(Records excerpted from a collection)
--------------------------------
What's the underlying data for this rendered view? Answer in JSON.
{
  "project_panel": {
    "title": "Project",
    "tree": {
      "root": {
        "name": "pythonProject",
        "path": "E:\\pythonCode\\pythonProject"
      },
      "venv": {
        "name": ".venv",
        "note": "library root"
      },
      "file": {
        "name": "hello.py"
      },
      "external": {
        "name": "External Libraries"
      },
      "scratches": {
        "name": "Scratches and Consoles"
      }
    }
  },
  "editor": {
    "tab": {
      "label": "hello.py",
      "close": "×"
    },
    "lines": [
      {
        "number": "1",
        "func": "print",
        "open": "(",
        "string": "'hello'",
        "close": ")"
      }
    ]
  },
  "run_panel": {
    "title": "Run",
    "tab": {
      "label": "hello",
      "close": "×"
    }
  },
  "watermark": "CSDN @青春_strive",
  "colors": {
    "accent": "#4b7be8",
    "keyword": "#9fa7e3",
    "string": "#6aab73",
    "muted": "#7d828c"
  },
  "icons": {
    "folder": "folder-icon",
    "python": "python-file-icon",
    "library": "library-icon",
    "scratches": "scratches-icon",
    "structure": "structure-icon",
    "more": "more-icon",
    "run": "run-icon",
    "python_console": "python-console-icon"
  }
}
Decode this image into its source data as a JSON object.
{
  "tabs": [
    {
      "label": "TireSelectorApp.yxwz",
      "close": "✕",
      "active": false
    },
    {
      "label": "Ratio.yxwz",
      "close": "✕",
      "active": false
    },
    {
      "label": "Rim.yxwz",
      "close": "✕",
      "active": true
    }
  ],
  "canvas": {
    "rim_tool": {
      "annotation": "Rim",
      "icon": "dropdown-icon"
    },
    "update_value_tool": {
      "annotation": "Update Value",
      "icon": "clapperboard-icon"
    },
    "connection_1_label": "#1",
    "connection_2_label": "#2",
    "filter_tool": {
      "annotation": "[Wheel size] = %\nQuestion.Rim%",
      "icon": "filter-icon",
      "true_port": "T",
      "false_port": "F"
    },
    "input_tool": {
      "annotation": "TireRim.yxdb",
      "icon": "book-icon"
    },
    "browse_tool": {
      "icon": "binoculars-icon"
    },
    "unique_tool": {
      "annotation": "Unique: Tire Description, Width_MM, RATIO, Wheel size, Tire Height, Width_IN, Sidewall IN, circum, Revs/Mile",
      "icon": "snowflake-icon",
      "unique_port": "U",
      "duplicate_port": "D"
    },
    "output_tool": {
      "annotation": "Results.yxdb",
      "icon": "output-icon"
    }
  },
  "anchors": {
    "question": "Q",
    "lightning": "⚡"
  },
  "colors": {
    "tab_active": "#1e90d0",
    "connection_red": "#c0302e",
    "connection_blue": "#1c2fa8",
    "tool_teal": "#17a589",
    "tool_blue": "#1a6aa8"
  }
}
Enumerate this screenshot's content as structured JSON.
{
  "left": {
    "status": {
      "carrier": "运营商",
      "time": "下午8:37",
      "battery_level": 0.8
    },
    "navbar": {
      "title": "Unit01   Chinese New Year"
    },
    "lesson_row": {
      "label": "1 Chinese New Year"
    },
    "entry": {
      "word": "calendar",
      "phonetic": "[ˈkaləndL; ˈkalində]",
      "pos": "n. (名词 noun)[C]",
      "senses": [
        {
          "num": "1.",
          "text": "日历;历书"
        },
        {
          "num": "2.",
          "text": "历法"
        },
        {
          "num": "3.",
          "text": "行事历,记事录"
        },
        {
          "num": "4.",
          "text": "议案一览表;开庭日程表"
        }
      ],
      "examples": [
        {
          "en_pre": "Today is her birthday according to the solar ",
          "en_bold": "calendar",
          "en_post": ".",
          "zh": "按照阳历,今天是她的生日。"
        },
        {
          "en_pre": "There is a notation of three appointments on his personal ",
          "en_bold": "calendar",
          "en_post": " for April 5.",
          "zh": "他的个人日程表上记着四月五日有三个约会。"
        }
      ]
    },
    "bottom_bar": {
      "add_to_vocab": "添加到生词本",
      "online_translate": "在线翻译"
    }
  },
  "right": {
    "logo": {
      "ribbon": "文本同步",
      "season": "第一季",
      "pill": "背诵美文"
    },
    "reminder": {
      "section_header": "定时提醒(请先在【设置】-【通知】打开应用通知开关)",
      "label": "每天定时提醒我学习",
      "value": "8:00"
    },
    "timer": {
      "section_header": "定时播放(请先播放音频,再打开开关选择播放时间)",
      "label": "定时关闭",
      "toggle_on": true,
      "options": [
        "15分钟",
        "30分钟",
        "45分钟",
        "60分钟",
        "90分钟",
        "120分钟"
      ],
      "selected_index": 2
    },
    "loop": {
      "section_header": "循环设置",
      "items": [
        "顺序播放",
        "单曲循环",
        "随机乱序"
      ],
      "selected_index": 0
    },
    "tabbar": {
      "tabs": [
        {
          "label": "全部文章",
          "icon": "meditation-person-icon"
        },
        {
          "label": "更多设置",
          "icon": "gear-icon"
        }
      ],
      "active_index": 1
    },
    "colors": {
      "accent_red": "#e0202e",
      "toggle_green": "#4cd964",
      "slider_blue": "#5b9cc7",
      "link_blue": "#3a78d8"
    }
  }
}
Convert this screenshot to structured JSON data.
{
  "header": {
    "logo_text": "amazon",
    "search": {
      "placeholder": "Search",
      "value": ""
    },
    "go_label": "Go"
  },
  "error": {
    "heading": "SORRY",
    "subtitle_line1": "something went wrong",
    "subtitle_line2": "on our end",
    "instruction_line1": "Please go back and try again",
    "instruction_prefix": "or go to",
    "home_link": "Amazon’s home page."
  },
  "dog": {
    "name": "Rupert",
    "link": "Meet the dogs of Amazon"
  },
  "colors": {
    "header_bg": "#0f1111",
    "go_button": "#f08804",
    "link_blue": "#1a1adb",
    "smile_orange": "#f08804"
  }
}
--------------------------------
▶ What is expected
Transcribe every entry exactly, omitting nothing.

▶ Problem solution
What's the underlying data for this rendered view? Answer in JSON.
{
  "project_panel": {
    "title": "Project",
    "tree": {
      "root": {
        "name": "pythonProject",
        "path": "E:\\pythonCode\\pythonProject"
      },
      "venv": {
        "name": ".venv",
        "note": "library root"
      },
      "file": {
        "name": "hello.py"
      },
      "external": {
        "name": "External Libraries"
      },
      "scratches": {
        "name": "Scratches and Consoles"
      }
    }
  },
  "editor": {
    "tab": {
      "label": "hello.py",
      "close": "×"
    },
    "lines": [
      {
        "number": "1",
        "func": "print",
        "open": "(",
        "string": "'hello'",
        "close": ")"
      }
    ]
  },
  "run_panel": {
    "title": "Run",
    "tab": {
      "label": "hello",
      "close": "×"
    }
  },
  "watermark": "CSDN @青春_strive",
  "colors": {
    "accent": "#4b7be8",
    "keyword": "#9fa7e3",
    "string": "#6aab73",
    "muted": "#7d828c"
  },
  "icons": {
    "folder": "folder-icon",
    "python": "python-file-icon",
    "library": "library-icon",
    "scratches": "scratches-icon",
    "structure": "structure-icon",
    "more": "more-icon",
    "run": "run-icon",
    "python_console": "python-console-icon"
  }
}
Decode this image into its source data as a JSON object.
{
  "tabs": [
    {
      "label": "TireSelectorApp.yxwz",
      "close": "✕",
      "active": false
    },
    {
      "label": "Ratio.yxwz",
      "close": "✕",
      "active": false
    },
    {
      "label": "Rim.yxwz",
      "close": "✕",
      "active": true
    }
  ],
  "canvas": {
    "rim_tool": {
      "annotation": "Rim",
      "icon": "dropdown-icon"
    },
    "update_value_tool": {
      "annotation": "Update Value",
      "icon": "clapperboard-icon"
    },
    "connection_1_label": "#1",
    "connection_2_label": "#2",
    "filter_tool": {
      "annotation": "[Wheel size] = %\nQuestion.Rim%",
      "icon": "filter-icon",
      "true_port": "T",
      "false_port": "F"
    },
    "input_tool": {
      "annotation": "TireRim.yxdb",
      "icon": "book-icon"
    },
    "browse_tool": {
      "icon": "binoculars-icon"
    },
    "unique_tool": {
      "annotation": "Unique: Tire Description, Width_MM, RATIO, Wheel size, Tire Height, Width_IN, Sidewall IN, circum, Revs/Mile",
      "icon": "snowflake-icon",
      "unique_port": "U",
      "duplicate_port": "D"
    },
    "output_tool": {
      "annotation": "Results.yxdb",
      "icon": "output-icon"
    }
  },
  "anchors": {
    "question": "Q",
    "lightning": "⚡"
  },
  "colors": {
    "tab_active": "#1e90d0",
    "connection_red": "#c0302e",
    "connection_blue": "#1c2fa8",
    "tool_teal": "#17a589",
    "tool_blue": "#1a6aa8"
  }
}
Enumerate this screenshot's content as structured JSON.
{
  "left": {
    "status": {
      "carrier": "运营商",
      "time": "下午8:37",
      "battery_level": 0.8
    },
    "navbar": {
      "title": "Unit01   Chinese New Year"
    },
    "lesson_row": {
      "label": "1 Chinese New Year"
    },
    "entry": {
      "word": "calendar",
      "phonetic": "[ˈkaləndL; ˈkalində]",
      "pos": "n. (名词 noun)[C]",
      "senses": [
        {
          "num": "1.",
          "text": "日历;历书"
        },
        {
          "num": "2.",
          "text": "历法"
        },
        {
          "num": "3.",
          "text": "行事历,记事录"
        },
        {
          "num": "4.",
          "text": "议案一览表;开庭日程表"
        }
      ],
      "examples": [
        {
          "en_pre": "Today is her birthday according to the solar ",
          "en_bold": "calendar",
          "en_post": ".",
          "zh": "按照阳历,今天是她的生日。"
        },
        {
          "en_pre": "There is a notation of three appointments on his personal ",
          "en_bold": "calendar",
          "en_post": " for April 5.",
          "zh": "他的个人日程表上记着四月五日有三个约会。"
        }
      ]
    },
    "bottom_bar": {
      "add_to_vocab": "添加到生词本",
      "online_translate": "在线翻译"
    }
  },
  "right": {
    "logo": {
      "ribbon": "文本同步",
      "season": "第一季",
      "pill": "背诵美文"
    },
    "reminder": {
      "section_header": "定时提醒(请先在【设置】-【通知】打开应用通知开关)",
      "label": "每天定时提醒我学习",
      "value": "8:00"
    },
    "timer": {
      "section_header": "定时播放(请先播放音频,再打开开关选择播放时间)",
      "label": "定时关闭",
      "toggle_on": true,
      "options": [
        "15分钟",
        "30分钟",
        "45分钟",
        "60分钟",
        "90分钟",
        "120分钟"
      ],
      "selected_index": 2
    },
    "loop": {
      "section_header": "循环设置",
      "items": [
        "顺序播放",
        "单曲循环",
        "随机乱序"
      ],
      "selected_index": 0
    },
    "tabbar": {
      "tabs": [
        {
          "label": "全部文章",
          "icon": "meditation-person-icon"
        },
        {
          "label": "更多设置",
          "icon": "gear-icon"
        }
      ],
      "active_index": 1
    },
    "colors": {
      "accent_red": "#e0202e",
      "toggle_green": "#4cd964",
      "slider_blue": "#5b9cc7",
      "link_blue": "#3a78d8"
    }
  }
}
Convert this screenshot to structured JSON data.
{
  "header": {
    "logo_text": "amazon",
    "search": {
      "placeholder": "Search",
      "value": ""
    },
    "go_label": "Go"
  },
  "error": {
    "heading": "SORRY",
    "subtitle_line1": "something went wrong",
    "subtitle_line2": "on our end",
    "instruction_line1": "Please go back and try again",
    "instruction_prefix": "or go to",
    "home_link": "Amazon’s home page."
  },
  "dog": {
    "name": "Rupert",
    "link": "Meet the dogs of Amazon"
  },
  "colors": {
    "header_bg": "#0f1111",
    "go_button": "#f08804",
    "link_blue": "#1a1adb",
    "smile_orange": "#f08804"
  }
}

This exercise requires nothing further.